# [WHAT YOU WILL DO]
An exact reproduction of the records is required, with all images left out.

-- start of ROWS --

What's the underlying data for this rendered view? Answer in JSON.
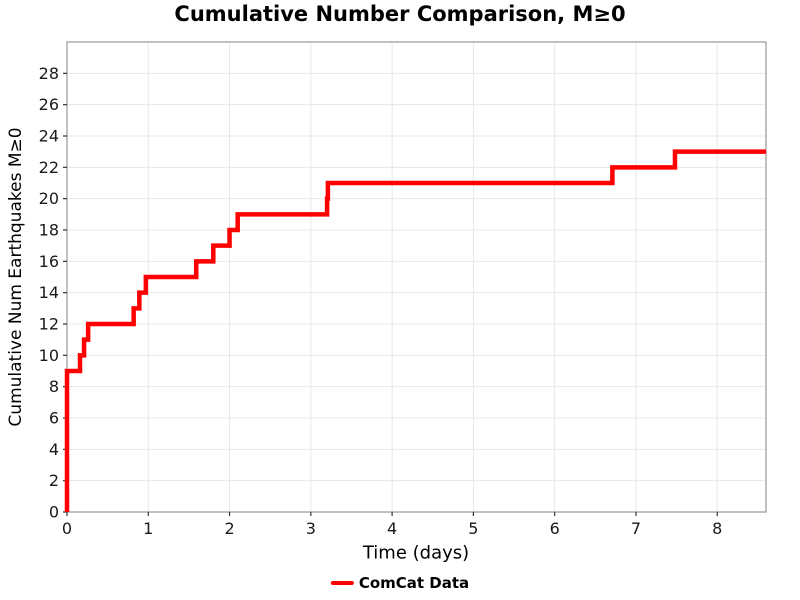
{
  "header": {
    "title": "Cumulative Number Comparison, M≥0"
  },
  "chart_data": {
    "type": "line",
    "subtype": "cumulative-step-post",
    "title": "Cumulative Number Comparison, M≥0",
    "xlabel": "Time (days)",
    "ylabel": "Cumulative Num Earthquakes M≥0",
    "xlim": [
      0,
      8.6
    ],
    "ylim": [
      0,
      30
    ],
    "xticks": [
      0,
      1,
      2,
      3,
      4,
      5,
      6,
      7,
      8
    ],
    "yticks": [
      0,
      2,
      4,
      6,
      8,
      10,
      12,
      14,
      16,
      18,
      20,
      22,
      24,
      26,
      28
    ],
    "grid": true,
    "legend_position": "bottom-center",
    "series": [
      {
        "name": "ComCat Data",
        "color": "#FF0000",
        "line_width": 4.5,
        "start": [
          0,
          0
        ],
        "x": [
          0.0,
          0.16,
          0.21,
          0.26,
          0.82,
          0.89,
          0.97,
          1.59,
          1.8,
          2.0,
          2.1,
          3.2,
          3.21,
          6.71,
          7.48
        ],
        "y": [
          9,
          10,
          11,
          12,
          13,
          14,
          15,
          16,
          17,
          18,
          19,
          20,
          21,
          22,
          23
        ],
        "x_end": 8.6
      }
    ]
  },
  "legend": {
    "items": [
      {
        "label": "ComCat Data",
        "color": "#FF0000"
      }
    ]
  },
  "colors": {
    "background": "#ffffff",
    "grid": "#e7e7e7",
    "plot_border": "#a6a6a6",
    "tick": "#333333",
    "tick_text": "#1a1a1a",
    "accent": "#FF0000"
  }
}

-- end of ROWS --

# [SOLUTION TO THE EXERCISE]
What's the underlying data for this rendered view? Answer in JSON.
{
  "header": {
    "title": "Cumulative Number Comparison, M≥0"
  },
  "chart_data": {
    "type": "line",
    "subtype": "cumulative-step-post",
    "title": "Cumulative Number Comparison, M≥0",
    "xlabel": "Time (days)",
    "ylabel": "Cumulative Num Earthquakes M≥0",
    "xlim": [
      0,
      8.6
    ],
    "ylim": [
      0,
      30
    ],
    "xticks": [
      0,
      1,
      2,
      3,
      4,
      5,
      6,
      7,
      8
    ],
    "yticks": [
      0,
      2,
      4,
      6,
      8,
      10,
      12,
      14,
      16,
      18,
      20,
      22,
      24,
      26,
      28
    ],
    "grid": true,
    "legend_position": "bottom-center",
    "series": [
      {
        "name": "ComCat Data",
        "color": "#FF0000",
        "line_width": 4.5,
        "start": [
          0,
          0
        ],
        "x": [
          0.0,
          0.16,
          0.21,
          0.26,
          0.82,
          0.89,
          0.97,
          1.59,
          1.8,
          2.0,
          2.1,
          3.2,
          3.21,
          6.71,
          7.48
        ],
        "y": [
          9,
          10,
          11,
          12,
          13,
          14,
          15,
          16,
          17,
          18,
          19,
          20,
          21,
          22,
          23
        ],
        "x_end": 8.6
      }
    ]
  },
  "legend": {
    "items": [
      {
        "label": "ComCat Data",
        "color": "#FF0000"
      }
    ]
  },
  "colors": {
    "background": "#ffffff",
    "grid": "#e7e7e7",
    "plot_border": "#a6a6a6",
    "tick": "#333333",
    "tick_text": "#1a1a1a",
    "accent": "#FF0000"
  }
}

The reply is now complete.